Work to complete:
Your task is to copy every line of the records below that contains "Assistant".

Given data:
━━━━━━━━━━

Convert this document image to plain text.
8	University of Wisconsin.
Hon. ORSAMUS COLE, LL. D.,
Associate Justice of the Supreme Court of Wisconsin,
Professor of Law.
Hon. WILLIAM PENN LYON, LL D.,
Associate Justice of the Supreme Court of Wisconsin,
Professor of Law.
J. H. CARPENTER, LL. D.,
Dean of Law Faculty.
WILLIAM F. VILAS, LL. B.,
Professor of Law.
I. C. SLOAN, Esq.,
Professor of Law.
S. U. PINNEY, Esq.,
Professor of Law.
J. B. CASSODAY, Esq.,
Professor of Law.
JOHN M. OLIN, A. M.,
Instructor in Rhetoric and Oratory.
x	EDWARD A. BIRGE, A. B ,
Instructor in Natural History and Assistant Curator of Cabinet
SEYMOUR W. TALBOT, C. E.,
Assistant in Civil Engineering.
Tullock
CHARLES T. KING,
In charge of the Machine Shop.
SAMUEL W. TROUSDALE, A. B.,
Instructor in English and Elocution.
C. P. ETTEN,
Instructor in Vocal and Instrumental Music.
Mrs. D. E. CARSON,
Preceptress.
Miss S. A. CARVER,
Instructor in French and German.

━━━━━━━━━━

The solution:
Instructor in Natural History and Assistant Curator of Cabinet
Assistant in Civil Engineering.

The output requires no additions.